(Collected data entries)

** Start **

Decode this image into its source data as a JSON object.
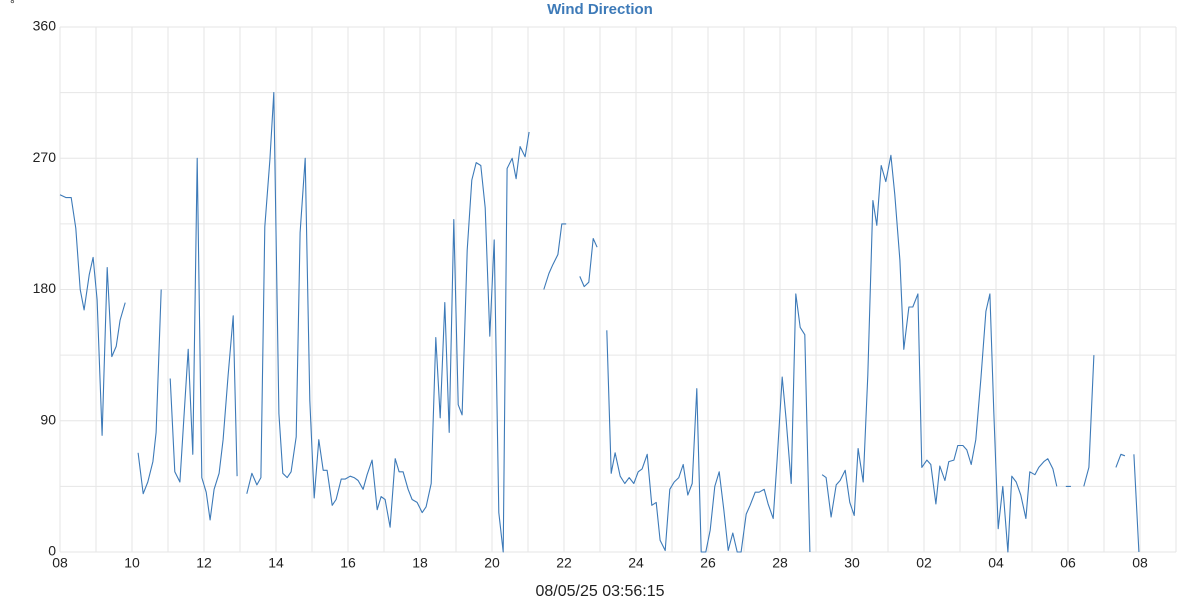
{
  "chart_data": {
    "type": "line",
    "title": "Wind Direction",
    "ylabel": "°",
    "footer": "08/05/25 03:56:15",
    "color": "#3d7ab8",
    "grid": true,
    "xlim": [
      0,
      31
    ],
    "ylim": [
      0,
      360
    ],
    "yticks": [
      0,
      90,
      180,
      270,
      360
    ],
    "y_minor_ticks": [
      45,
      135,
      225,
      315
    ],
    "xticks": [
      {
        "value": 0,
        "label": "08"
      },
      {
        "value": 2,
        "label": "10"
      },
      {
        "value": 4,
        "label": "12"
      },
      {
        "value": 6,
        "label": "14"
      },
      {
        "value": 8,
        "label": "16"
      },
      {
        "value": 10,
        "label": "18"
      },
      {
        "value": 12,
        "label": "20"
      },
      {
        "value": 14,
        "label": "22"
      },
      {
        "value": 16,
        "label": "24"
      },
      {
        "value": 18,
        "label": "26"
      },
      {
        "value": 20,
        "label": "28"
      },
      {
        "value": 22,
        "label": "30"
      },
      {
        "value": 24,
        "label": "02"
      },
      {
        "value": 26,
        "label": "04"
      },
      {
        "value": 28,
        "label": "06"
      },
      {
        "value": 30,
        "label": "08"
      }
    ],
    "x_minor_ticks": [
      1,
      3,
      5,
      7,
      9,
      11,
      13,
      15,
      17,
      19,
      21,
      23,
      25,
      27,
      29,
      31
    ],
    "x": [
      0,
      0.17,
      0.31,
      0.44,
      0.56,
      0.67,
      0.81,
      0.92,
      1.03,
      1.17,
      1.31,
      1.44,
      1.56,
      1.67,
      1.81,
      null,
      2.17,
      2.31,
      2.44,
      2.58,
      2.67,
      2.81,
      null,
      3.06,
      3.19,
      3.33,
      3.44,
      3.56,
      3.69,
      3.81,
      3.94,
      4.06,
      4.17,
      4.28,
      4.42,
      4.53,
      4.67,
      4.81,
      4.92,
      null,
      5.19,
      5.33,
      5.47,
      5.58,
      5.69,
      5.83,
      5.94,
      6.08,
      6.19,
      6.31,
      6.42,
      6.56,
      6.67,
      6.81,
      6.94,
      7.06,
      7.19,
      7.31,
      7.42,
      7.56,
      7.67,
      7.81,
      7.92,
      8.06,
      8.17,
      8.28,
      8.42,
      8.53,
      8.67,
      8.81,
      8.92,
      9.03,
      9.17,
      9.31,
      9.42,
      9.53,
      9.67,
      9.78,
      9.92,
      10.06,
      10.17,
      10.31,
      10.44,
      10.56,
      10.69,
      10.81,
      10.94,
      11.06,
      11.17,
      11.31,
      11.44,
      11.56,
      11.69,
      11.81,
      11.94,
      12.06,
      12.19,
      12.31,
      12.42,
      12.56,
      12.67,
      12.78,
      12.92,
      13.03,
      null,
      13.44,
      13.58,
      13.69,
      13.83,
      13.94,
      14.06,
      null,
      14.44,
      14.56,
      14.69,
      14.81,
      14.92,
      null,
      15.19,
      15.31,
      15.42,
      15.56,
      15.69,
      15.81,
      15.94,
      16.06,
      16.17,
      16.31,
      16.44,
      16.56,
      16.67,
      16.81,
      16.94,
      17.06,
      17.19,
      17.31,
      17.44,
      17.56,
      17.69,
      17.81,
      17.94,
      18.06,
      18.19,
      18.31,
      18.44,
      18.56,
      18.69,
      18.81,
      18.92,
      19.06,
      19.17,
      19.31,
      19.42,
      19.56,
      19.67,
      19.81,
      19.92,
      20.06,
      20.17,
      20.31,
      20.44,
      20.56,
      20.69,
      20.83,
      null,
      21.17,
      21.28,
      21.42,
      21.56,
      21.67,
      21.81,
      21.94,
      22.06,
      22.17,
      22.31,
      22.44,
      22.58,
      22.69,
      22.81,
      22.94,
      23.08,
      23.19,
      23.33,
      23.44,
      23.58,
      23.69,
      23.83,
      23.94,
      24.08,
      24.19,
      24.33,
      24.44,
      24.58,
      24.69,
      24.83,
      24.94,
      25.08,
      25.19,
      25.31,
      25.44,
      25.58,
      25.72,
      25.83,
      25.94,
      26.06,
      26.19,
      26.33,
      26.44,
      26.56,
      26.69,
      26.83,
      26.94,
      27.08,
      27.19,
      27.33,
      27.44,
      27.58,
      27.69,
      null,
      27.94,
      28.08,
      null,
      28.44,
      28.58,
      28.72,
      null,
      29.33,
      29.47,
      29.58,
      null,
      29.83,
      29.97
    ],
    "values": [
      245,
      243,
      243,
      222,
      180,
      166,
      190,
      202,
      173,
      80,
      195,
      134,
      141,
      159,
      171,
      null,
      68,
      40,
      48,
      62,
      82,
      180,
      null,
      119,
      55,
      48,
      91,
      139,
      67,
      270,
      51,
      41,
      22,
      43,
      54,
      77,
      121,
      162,
      52,
      null,
      40,
      54,
      46,
      51,
      223,
      269,
      315,
      95,
      54,
      51,
      55,
      79,
      219,
      270,
      104,
      37,
      77,
      56,
      56,
      32,
      36,
      50,
      50,
      52,
      51,
      49,
      43,
      53,
      63,
      29,
      38,
      36,
      17,
      64,
      55,
      55,
      43,
      36,
      34,
      27,
      31,
      47,
      147,
      92,
      171,
      82,
      228,
      101,
      94,
      207,
      255,
      267,
      265,
      236,
      148,
      214,
      27,
      0,
      263,
      270,
      256,
      278,
      271,
      288,
      null,
      180,
      191,
      197,
      204,
      225,
      225,
      null,
      189,
      182,
      185,
      215,
      209,
      null,
      152,
      54,
      68,
      52,
      47,
      51,
      47,
      55,
      57,
      67,
      32,
      34,
      8,
      1,
      43,
      48,
      51,
      60,
      39,
      47,
      112,
      0,
      0,
      15,
      45,
      55,
      29,
      1,
      13,
      0,
      0,
      26,
      32,
      41,
      41,
      43,
      33,
      23,
      63,
      120,
      91,
      47,
      177,
      154,
      149,
      0,
      null,
      53,
      51,
      24,
      46,
      49,
      56,
      34,
      25,
      71,
      48,
      121,
      241,
      224,
      265,
      254,
      272,
      245,
      200,
      139,
      168,
      168,
      177,
      58,
      63,
      60,
      33,
      59,
      49,
      62,
      63,
      73,
      73,
      70,
      60,
      77,
      119,
      165,
      177,
      96,
      16,
      45,
      0,
      52,
      48,
      39,
      23,
      55,
      53,
      58,
      62,
      64,
      57,
      45,
      null,
      45,
      45,
      null,
      45,
      58,
      135,
      null,
      58,
      67,
      66,
      null,
      67,
      0
    ]
  }
}
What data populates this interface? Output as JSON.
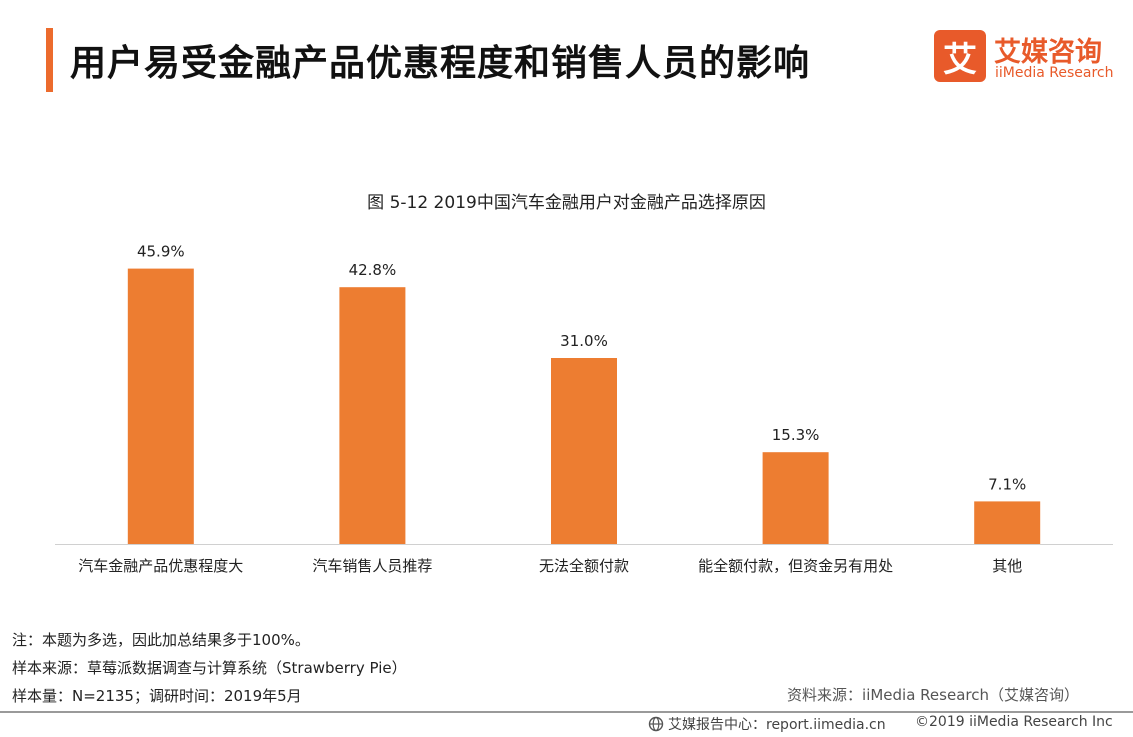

** End **

| Task objective |
Copy the records above exactly. The pictures are not part of the copy.

| Solution to this exercise |
Decode this image into its source data as a JSON object.
{
  "chart_data": {
    "type": "line",
    "title": "Wind Direction",
    "ylabel": "°",
    "footer": "08/05/25 03:56:15",
    "color": "#3d7ab8",
    "grid": true,
    "xlim": [
      0,
      31
    ],
    "ylim": [
      0,
      360
    ],
    "yticks": [
      0,
      90,
      180,
      270,
      360
    ],
    "y_minor_ticks": [
      45,
      135,
      225,
      315
    ],
    "xticks": [
      {
        "value": 0,
        "label": "08"
      },
      {
        "value": 2,
        "label": "10"
      },
      {
        "value": 4,
        "label": "12"
      },
      {
        "value": 6,
        "label": "14"
      },
      {
        "value": 8,
        "label": "16"
      },
      {
        "value": 10,
        "label": "18"
      },
      {
        "value": 12,
        "label": "20"
      },
      {
        "value": 14,
        "label": "22"
      },
      {
        "value": 16,
        "label": "24"
      },
      {
        "value": 18,
        "label": "26"
      },
      {
        "value": 20,
        "label": "28"
      },
      {
        "value": 22,
        "label": "30"
      },
      {
        "value": 24,
        "label": "02"
      },
      {
        "value": 26,
        "label": "04"
      },
      {
        "value": 28,
        "label": "06"
      },
      {
        "value": 30,
        "label": "08"
      }
    ],
    "x_minor_ticks": [
      1,
      3,
      5,
      7,
      9,
      11,
      13,
      15,
      17,
      19,
      21,
      23,
      25,
      27,
      29,
      31
    ],
    "x": [
      0,
      0.17,
      0.31,
      0.44,
      0.56,
      0.67,
      0.81,
      0.92,
      1.03,
      1.17,
      1.31,
      1.44,
      1.56,
      1.67,
      1.81,
      null,
      2.17,
      2.31,
      2.44,
      2.58,
      2.67,
      2.81,
      null,
      3.06,
      3.19,
      3.33,
      3.44,
      3.56,
      3.69,
      3.81,
      3.94,
      4.06,
      4.17,
      4.28,
      4.42,
      4.53,
      4.67,
      4.81,
      4.92,
      null,
      5.19,
      5.33,
      5.47,
      5.58,
      5.69,
      5.83,
      5.94,
      6.08,
      6.19,
      6.31,
      6.42,
      6.56,
      6.67,
      6.81,
      6.94,
      7.06,
      7.19,
      7.31,
      7.42,
      7.56,
      7.67,
      7.81,
      7.92,
      8.06,
      8.17,
      8.28,
      8.42,
      8.53,
      8.67,
      8.81,
      8.92,
      9.03,
      9.17,
      9.31,
      9.42,
      9.53,
      9.67,
      9.78,
      9.92,
      10.06,
      10.17,
      10.31,
      10.44,
      10.56,
      10.69,
      10.81,
      10.94,
      11.06,
      11.17,
      11.31,
      11.44,
      11.56,
      11.69,
      11.81,
      11.94,
      12.06,
      12.19,
      12.31,
      12.42,
      12.56,
      12.67,
      12.78,
      12.92,
      13.03,
      null,
      13.44,
      13.58,
      13.69,
      13.83,
      13.94,
      14.06,
      null,
      14.44,
      14.56,
      14.69,
      14.81,
      14.92,
      null,
      15.19,
      15.31,
      15.42,
      15.56,
      15.69,
      15.81,
      15.94,
      16.06,
      16.17,
      16.31,
      16.44,
      16.56,
      16.67,
      16.81,
      16.94,
      17.06,
      17.19,
      17.31,
      17.44,
      17.56,
      17.69,
      17.81,
      17.94,
      18.06,
      18.19,
      18.31,
      18.44,
      18.56,
      18.69,
      18.81,
      18.92,
      19.06,
      19.17,
      19.31,
      19.42,
      19.56,
      19.67,
      19.81,
      19.92,
      20.06,
      20.17,
      20.31,
      20.44,
      20.56,
      20.69,
      20.83,
      null,
      21.17,
      21.28,
      21.42,
      21.56,
      21.67,
      21.81,
      21.94,
      22.06,
      22.17,
      22.31,
      22.44,
      22.58,
      22.69,
      22.81,
      22.94,
      23.08,
      23.19,
      23.33,
      23.44,
      23.58,
      23.69,
      23.83,
      23.94,
      24.08,
      24.19,
      24.33,
      24.44,
      24.58,
      24.69,
      24.83,
      24.94,
      25.08,
      25.19,
      25.31,
      25.44,
      25.58,
      25.72,
      25.83,
      25.94,
      26.06,
      26.19,
      26.33,
      26.44,
      26.56,
      26.69,
      26.83,
      26.94,
      27.08,
      27.19,
      27.33,
      27.44,
      27.58,
      27.69,
      null,
      27.94,
      28.08,
      null,
      28.44,
      28.58,
      28.72,
      null,
      29.33,
      29.47,
      29.58,
      null,
      29.83,
      29.97
    ],
    "values": [
      245,
      243,
      243,
      222,
      180,
      166,
      190,
      202,
      173,
      80,
      195,
      134,
      141,
      159,
      171,
      null,
      68,
      40,
      48,
      62,
      82,
      180,
      null,
      119,
      55,
      48,
      91,
      139,
      67,
      270,
      51,
      41,
      22,
      43,
      54,
      77,
      121,
      162,
      52,
      null,
      40,
      54,
      46,
      51,
      223,
      269,
      315,
      95,
      54,
      51,
      55,
      79,
      219,
      270,
      104,
      37,
      77,
      56,
      56,
      32,
      36,
      50,
      50,
      52,
      51,
      49,
      43,
      53,
      63,
      29,
      38,
      36,
      17,
      64,
      55,
      55,
      43,
      36,
      34,
      27,
      31,
      47,
      147,
      92,
      171,
      82,
      228,
      101,
      94,
      207,
      255,
      267,
      265,
      236,
      148,
      214,
      27,
      0,
      263,
      270,
      256,
      278,
      271,
      288,
      null,
      180,
      191,
      197,
      204,
      225,
      225,
      null,
      189,
      182,
      185,
      215,
      209,
      null,
      152,
      54,
      68,
      52,
      47,
      51,
      47,
      55,
      57,
      67,
      32,
      34,
      8,
      1,
      43,
      48,
      51,
      60,
      39,
      47,
      112,
      0,
      0,
      15,
      45,
      55,
      29,
      1,
      13,
      0,
      0,
      26,
      32,
      41,
      41,
      43,
      33,
      23,
      63,
      120,
      91,
      47,
      177,
      154,
      149,
      0,
      null,
      53,
      51,
      24,
      46,
      49,
      56,
      34,
      25,
      71,
      48,
      121,
      241,
      224,
      265,
      254,
      272,
      245,
      200,
      139,
      168,
      168,
      177,
      58,
      63,
      60,
      33,
      59,
      49,
      62,
      63,
      73,
      73,
      70,
      60,
      77,
      119,
      165,
      177,
      96,
      16,
      45,
      0,
      52,
      48,
      39,
      23,
      55,
      53,
      58,
      62,
      64,
      57,
      45,
      null,
      45,
      45,
      null,
      45,
      58,
      135,
      null,
      58,
      67,
      66,
      null,
      67,
      0
    ]
  }
}
What data populates this interface? Output as JSON.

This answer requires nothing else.